Stated exercise → Pull out each of the lines below that contains the word "axis", and copy those lines.

Data extracted from a collection →
§

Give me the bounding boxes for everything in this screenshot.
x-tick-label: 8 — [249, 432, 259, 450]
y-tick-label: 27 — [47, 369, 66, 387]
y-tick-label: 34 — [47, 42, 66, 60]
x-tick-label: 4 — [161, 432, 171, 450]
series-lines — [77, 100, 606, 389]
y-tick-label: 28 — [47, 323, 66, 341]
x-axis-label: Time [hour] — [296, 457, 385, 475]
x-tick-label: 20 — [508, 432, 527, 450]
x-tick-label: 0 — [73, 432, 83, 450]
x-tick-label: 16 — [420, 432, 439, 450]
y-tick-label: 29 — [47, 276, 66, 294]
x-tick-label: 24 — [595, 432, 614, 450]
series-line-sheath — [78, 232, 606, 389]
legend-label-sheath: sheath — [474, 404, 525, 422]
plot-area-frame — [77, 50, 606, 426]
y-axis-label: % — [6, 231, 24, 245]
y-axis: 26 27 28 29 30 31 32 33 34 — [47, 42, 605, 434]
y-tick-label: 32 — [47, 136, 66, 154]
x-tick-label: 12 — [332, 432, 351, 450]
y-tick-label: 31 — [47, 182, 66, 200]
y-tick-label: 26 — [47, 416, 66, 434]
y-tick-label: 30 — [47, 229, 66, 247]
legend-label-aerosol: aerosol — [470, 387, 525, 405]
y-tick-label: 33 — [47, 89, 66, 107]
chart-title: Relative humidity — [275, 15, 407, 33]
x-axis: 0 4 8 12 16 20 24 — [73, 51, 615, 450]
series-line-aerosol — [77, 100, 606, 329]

§

Reply →
x-axis-label: Time [hour] — [296, 457, 385, 475]
y-axis-label: % — [6, 231, 24, 245]
y-axis: 26 27 28 29 30 31 32 33 34 — [47, 42, 605, 434]
x-axis: 0 4 8 12 16 20 24 — [73, 51, 615, 450]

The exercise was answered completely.